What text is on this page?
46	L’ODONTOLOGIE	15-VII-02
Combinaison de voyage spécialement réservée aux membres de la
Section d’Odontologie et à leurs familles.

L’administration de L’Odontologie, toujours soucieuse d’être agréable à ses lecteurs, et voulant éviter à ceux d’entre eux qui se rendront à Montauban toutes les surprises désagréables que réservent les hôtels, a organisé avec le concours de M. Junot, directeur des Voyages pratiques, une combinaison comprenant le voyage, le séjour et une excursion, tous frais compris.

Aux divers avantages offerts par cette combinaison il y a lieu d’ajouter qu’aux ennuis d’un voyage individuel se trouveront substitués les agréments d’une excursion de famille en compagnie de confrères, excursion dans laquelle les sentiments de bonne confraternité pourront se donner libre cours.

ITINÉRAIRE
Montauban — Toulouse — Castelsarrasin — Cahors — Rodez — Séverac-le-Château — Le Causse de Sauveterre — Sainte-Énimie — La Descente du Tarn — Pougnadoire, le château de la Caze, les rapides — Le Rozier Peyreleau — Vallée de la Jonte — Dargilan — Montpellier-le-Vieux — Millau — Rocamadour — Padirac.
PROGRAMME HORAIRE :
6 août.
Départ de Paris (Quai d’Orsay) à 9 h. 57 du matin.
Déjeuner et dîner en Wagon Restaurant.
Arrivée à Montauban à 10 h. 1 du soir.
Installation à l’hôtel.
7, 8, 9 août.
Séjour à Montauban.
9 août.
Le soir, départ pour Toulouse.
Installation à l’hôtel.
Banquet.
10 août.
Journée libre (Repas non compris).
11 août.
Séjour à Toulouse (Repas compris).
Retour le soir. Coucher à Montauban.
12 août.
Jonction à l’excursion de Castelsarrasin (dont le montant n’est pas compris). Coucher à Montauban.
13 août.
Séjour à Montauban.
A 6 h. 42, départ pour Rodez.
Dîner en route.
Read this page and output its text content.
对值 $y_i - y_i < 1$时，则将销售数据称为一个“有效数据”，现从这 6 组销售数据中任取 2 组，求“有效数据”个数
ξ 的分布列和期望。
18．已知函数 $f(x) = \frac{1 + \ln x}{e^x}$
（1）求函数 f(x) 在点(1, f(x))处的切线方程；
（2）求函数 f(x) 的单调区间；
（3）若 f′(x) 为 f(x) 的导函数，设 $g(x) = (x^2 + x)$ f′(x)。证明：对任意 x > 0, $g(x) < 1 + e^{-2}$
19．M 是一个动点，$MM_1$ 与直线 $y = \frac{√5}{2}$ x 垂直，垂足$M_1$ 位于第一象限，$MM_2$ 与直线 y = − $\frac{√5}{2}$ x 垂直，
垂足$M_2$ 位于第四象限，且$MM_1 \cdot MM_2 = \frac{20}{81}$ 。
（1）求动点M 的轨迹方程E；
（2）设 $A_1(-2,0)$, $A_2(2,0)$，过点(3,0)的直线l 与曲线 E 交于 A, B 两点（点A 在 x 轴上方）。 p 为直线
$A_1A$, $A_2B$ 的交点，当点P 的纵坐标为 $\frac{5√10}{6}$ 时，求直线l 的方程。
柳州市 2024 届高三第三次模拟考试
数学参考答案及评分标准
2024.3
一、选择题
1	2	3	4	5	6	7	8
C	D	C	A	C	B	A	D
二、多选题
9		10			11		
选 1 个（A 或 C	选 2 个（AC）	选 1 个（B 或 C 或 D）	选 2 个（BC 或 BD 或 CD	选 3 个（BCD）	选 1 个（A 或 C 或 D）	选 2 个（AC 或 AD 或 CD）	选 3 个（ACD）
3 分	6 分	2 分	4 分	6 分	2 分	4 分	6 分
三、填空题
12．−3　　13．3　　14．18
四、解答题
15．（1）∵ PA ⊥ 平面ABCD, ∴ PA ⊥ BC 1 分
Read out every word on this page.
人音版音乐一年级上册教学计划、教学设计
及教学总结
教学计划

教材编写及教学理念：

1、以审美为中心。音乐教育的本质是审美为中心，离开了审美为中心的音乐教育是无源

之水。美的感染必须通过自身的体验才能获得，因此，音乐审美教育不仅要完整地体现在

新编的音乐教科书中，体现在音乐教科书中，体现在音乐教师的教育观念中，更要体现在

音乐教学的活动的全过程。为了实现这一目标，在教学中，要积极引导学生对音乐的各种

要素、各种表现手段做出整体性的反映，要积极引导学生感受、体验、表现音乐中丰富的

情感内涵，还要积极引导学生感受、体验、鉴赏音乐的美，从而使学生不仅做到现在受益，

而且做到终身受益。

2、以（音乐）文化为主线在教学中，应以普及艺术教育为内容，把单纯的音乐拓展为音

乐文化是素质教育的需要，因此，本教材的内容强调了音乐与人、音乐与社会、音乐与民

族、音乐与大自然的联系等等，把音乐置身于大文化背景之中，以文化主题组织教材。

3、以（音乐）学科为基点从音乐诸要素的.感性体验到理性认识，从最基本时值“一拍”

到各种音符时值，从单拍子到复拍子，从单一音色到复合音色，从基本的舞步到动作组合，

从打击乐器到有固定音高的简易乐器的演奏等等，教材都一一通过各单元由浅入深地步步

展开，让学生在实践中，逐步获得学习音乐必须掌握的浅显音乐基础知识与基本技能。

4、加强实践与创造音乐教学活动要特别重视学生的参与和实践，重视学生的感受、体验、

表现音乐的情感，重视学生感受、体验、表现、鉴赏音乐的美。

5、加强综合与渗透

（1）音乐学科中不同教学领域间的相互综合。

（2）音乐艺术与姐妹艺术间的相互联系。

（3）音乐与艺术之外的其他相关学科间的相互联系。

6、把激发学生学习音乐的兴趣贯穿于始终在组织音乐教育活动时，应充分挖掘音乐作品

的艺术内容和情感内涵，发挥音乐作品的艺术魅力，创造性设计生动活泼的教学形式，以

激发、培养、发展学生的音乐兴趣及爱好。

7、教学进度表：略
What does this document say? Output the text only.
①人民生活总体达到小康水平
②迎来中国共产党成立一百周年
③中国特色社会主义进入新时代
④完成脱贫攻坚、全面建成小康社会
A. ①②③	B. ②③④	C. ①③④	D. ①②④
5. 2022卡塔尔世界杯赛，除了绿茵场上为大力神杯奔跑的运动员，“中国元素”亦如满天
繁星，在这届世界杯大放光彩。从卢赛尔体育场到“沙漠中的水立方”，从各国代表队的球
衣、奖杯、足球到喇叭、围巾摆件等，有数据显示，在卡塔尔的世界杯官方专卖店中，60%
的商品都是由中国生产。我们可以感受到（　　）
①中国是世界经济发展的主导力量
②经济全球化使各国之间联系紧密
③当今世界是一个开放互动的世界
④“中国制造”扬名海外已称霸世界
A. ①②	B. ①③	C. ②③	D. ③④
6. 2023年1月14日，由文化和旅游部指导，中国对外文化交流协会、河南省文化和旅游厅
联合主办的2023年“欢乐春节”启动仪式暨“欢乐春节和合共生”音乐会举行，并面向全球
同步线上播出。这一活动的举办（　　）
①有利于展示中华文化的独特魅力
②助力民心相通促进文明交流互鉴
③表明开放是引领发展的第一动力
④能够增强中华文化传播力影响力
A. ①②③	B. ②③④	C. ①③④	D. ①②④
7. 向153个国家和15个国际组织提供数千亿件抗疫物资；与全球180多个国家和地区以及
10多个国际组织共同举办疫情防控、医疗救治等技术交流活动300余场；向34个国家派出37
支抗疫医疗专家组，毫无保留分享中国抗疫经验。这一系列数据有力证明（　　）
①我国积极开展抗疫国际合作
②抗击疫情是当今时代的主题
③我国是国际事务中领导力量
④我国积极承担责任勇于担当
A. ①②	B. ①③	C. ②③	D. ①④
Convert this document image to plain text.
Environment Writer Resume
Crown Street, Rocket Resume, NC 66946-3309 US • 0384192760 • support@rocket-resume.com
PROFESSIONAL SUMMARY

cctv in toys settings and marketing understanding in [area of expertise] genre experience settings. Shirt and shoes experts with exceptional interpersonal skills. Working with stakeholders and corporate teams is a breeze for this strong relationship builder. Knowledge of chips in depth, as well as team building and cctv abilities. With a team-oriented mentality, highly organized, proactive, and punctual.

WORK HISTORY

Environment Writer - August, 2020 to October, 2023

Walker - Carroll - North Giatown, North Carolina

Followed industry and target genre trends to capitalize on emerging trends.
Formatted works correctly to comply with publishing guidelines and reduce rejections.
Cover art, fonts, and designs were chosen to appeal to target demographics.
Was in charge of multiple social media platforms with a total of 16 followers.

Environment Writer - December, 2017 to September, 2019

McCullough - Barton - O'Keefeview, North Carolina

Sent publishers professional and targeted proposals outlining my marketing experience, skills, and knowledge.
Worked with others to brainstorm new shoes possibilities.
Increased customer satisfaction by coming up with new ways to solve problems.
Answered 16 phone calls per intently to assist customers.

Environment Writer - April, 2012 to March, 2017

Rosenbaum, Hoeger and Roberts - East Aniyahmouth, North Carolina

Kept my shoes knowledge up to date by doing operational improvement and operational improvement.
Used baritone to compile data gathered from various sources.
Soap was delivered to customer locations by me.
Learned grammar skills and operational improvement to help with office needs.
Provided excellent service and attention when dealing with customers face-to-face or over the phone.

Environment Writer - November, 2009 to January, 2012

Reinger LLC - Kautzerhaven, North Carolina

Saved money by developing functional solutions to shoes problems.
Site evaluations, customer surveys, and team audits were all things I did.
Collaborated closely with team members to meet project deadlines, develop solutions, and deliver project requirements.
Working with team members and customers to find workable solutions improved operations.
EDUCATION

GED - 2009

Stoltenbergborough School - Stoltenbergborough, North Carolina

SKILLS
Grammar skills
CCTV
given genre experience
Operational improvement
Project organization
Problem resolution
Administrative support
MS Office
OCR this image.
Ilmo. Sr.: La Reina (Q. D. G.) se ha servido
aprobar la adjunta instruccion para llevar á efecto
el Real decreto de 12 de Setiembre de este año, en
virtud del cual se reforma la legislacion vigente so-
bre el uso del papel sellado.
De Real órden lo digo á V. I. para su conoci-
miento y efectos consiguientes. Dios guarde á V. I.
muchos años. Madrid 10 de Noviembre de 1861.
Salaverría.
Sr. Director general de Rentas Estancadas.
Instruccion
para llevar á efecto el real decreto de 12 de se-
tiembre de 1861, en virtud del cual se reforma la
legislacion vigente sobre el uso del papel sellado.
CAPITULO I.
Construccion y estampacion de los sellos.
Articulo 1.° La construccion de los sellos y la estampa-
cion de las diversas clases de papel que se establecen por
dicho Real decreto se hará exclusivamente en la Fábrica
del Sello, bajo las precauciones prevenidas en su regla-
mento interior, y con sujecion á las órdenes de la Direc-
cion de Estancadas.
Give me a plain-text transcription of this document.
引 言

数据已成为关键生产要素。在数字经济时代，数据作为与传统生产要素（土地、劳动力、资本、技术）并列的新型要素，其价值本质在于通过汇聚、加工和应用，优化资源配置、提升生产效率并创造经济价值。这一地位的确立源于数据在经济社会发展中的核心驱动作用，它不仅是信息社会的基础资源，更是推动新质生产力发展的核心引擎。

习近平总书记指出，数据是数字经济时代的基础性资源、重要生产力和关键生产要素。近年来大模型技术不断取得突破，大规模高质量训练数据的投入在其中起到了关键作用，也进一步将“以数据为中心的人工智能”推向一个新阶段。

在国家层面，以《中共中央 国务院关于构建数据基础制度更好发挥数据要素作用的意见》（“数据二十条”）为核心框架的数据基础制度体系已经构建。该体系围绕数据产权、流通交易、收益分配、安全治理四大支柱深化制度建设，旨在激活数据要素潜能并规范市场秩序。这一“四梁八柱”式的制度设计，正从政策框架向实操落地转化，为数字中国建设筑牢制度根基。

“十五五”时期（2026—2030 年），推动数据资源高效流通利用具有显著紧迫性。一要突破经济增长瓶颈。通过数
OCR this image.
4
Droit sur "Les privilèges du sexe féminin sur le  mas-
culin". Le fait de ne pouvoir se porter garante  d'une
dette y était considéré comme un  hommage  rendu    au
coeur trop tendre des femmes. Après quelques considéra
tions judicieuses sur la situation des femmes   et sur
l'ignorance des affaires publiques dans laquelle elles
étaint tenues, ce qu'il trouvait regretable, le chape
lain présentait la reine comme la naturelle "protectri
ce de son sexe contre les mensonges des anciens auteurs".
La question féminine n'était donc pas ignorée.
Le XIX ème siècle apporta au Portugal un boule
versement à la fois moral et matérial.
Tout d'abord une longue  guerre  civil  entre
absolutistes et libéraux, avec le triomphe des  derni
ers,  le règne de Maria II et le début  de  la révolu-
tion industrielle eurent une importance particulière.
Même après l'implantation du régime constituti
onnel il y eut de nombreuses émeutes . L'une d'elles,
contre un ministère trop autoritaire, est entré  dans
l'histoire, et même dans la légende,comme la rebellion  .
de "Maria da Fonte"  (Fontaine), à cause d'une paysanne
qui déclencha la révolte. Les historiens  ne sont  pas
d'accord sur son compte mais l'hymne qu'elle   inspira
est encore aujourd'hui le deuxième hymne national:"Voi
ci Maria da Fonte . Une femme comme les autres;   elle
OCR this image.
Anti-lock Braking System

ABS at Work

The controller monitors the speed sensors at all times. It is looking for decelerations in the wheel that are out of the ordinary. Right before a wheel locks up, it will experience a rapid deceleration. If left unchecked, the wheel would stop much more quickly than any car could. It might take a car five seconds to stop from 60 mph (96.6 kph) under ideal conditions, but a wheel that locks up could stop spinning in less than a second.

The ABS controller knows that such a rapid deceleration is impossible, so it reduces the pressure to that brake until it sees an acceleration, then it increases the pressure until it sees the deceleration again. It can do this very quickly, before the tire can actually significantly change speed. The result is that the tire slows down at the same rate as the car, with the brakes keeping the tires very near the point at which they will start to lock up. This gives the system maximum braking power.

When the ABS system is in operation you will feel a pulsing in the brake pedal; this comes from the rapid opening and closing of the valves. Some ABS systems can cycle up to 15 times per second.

Given task - Using the entries above, find all lines with "solutions". Copy them.

Output for this task -
Saved money by developing functional solutions to shoes problems.
Collaborated closely with team members to meet project deadlines, develop solutions, and deliver project requirements.
Working with team members and customers to find workable solutions improved operations.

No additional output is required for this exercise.